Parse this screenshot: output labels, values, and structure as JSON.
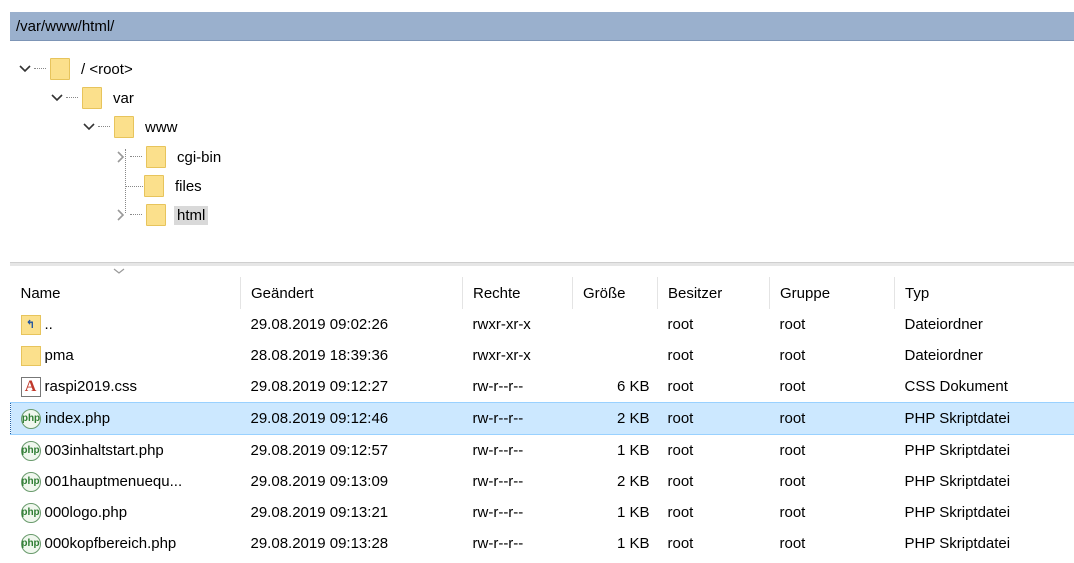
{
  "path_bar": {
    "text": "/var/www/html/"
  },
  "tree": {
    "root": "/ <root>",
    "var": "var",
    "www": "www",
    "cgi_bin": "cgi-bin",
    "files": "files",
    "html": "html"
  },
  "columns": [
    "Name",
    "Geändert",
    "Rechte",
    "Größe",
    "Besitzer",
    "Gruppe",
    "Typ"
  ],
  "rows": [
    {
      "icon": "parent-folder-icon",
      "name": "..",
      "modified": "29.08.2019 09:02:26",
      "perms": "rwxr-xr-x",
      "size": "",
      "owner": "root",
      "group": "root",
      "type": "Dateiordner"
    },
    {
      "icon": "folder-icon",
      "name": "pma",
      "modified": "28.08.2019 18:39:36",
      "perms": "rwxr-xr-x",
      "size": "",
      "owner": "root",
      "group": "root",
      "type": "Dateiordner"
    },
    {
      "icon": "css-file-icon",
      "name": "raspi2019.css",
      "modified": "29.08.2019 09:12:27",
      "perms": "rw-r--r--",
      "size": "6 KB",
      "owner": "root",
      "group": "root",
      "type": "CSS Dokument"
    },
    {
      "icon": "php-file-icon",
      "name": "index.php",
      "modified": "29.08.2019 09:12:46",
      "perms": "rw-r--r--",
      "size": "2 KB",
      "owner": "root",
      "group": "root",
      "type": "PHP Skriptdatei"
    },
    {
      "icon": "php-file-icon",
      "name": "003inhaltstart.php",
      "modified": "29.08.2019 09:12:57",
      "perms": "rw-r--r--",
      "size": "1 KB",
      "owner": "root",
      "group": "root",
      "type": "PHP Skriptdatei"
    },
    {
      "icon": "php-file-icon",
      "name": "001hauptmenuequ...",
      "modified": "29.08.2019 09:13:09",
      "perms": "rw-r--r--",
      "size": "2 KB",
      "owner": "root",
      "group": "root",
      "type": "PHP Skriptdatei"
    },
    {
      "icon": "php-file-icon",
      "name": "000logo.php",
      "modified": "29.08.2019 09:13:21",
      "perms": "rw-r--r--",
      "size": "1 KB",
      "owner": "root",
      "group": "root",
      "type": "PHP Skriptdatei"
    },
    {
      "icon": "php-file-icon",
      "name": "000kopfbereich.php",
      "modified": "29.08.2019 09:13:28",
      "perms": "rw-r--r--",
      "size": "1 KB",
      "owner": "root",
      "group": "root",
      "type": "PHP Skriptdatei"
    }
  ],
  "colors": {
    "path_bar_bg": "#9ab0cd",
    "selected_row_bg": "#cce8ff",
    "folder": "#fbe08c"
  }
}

» Task:
Copy each line of the records precisely and drop any images they hold.

» Worked solution:
Parse this screenshot: output labels, values, and structure as JSON.
{
  "path_bar": {
    "text": "/var/www/html/"
  },
  "tree": {
    "root": "/ <root>",
    "var": "var",
    "www": "www",
    "cgi_bin": "cgi-bin",
    "files": "files",
    "html": "html"
  },
  "columns": [
    "Name",
    "Geändert",
    "Rechte",
    "Größe",
    "Besitzer",
    "Gruppe",
    "Typ"
  ],
  "rows": [
    {
      "icon": "parent-folder-icon",
      "name": "..",
      "modified": "29.08.2019 09:02:26",
      "perms": "rwxr-xr-x",
      "size": "",
      "owner": "root",
      "group": "root",
      "type": "Dateiordner"
    },
    {
      "icon": "folder-icon",
      "name": "pma",
      "modified": "28.08.2019 18:39:36",
      "perms": "rwxr-xr-x",
      "size": "",
      "owner": "root",
      "group": "root",
      "type": "Dateiordner"
    },
    {
      "icon": "css-file-icon",
      "name": "raspi2019.css",
      "modified": "29.08.2019 09:12:27",
      "perms": "rw-r--r--",
      "size": "6 KB",
      "owner": "root",
      "group": "root",
      "type": "CSS Dokument"
    },
    {
      "icon": "php-file-icon",
      "name": "index.php",
      "modified": "29.08.2019 09:12:46",
      "perms": "rw-r--r--",
      "size": "2 KB",
      "owner": "root",
      "group": "root",
      "type": "PHP Skriptdatei"
    },
    {
      "icon": "php-file-icon",
      "name": "003inhaltstart.php",
      "modified": "29.08.2019 09:12:57",
      "perms": "rw-r--r--",
      "size": "1 KB",
      "owner": "root",
      "group": "root",
      "type": "PHP Skriptdatei"
    },
    {
      "icon": "php-file-icon",
      "name": "001hauptmenuequ...",
      "modified": "29.08.2019 09:13:09",
      "perms": "rw-r--r--",
      "size": "2 KB",
      "owner": "root",
      "group": "root",
      "type": "PHP Skriptdatei"
    },
    {
      "icon": "php-file-icon",
      "name": "000logo.php",
      "modified": "29.08.2019 09:13:21",
      "perms": "rw-r--r--",
      "size": "1 KB",
      "owner": "root",
      "group": "root",
      "type": "PHP Skriptdatei"
    },
    {
      "icon": "php-file-icon",
      "name": "000kopfbereich.php",
      "modified": "29.08.2019 09:13:28",
      "perms": "rw-r--r--",
      "size": "1 KB",
      "owner": "root",
      "group": "root",
      "type": "PHP Skriptdatei"
    }
  ],
  "colors": {
    "path_bar_bg": "#9ab0cd",
    "selected_row_bg": "#cce8ff",
    "folder": "#fbe08c"
  }
}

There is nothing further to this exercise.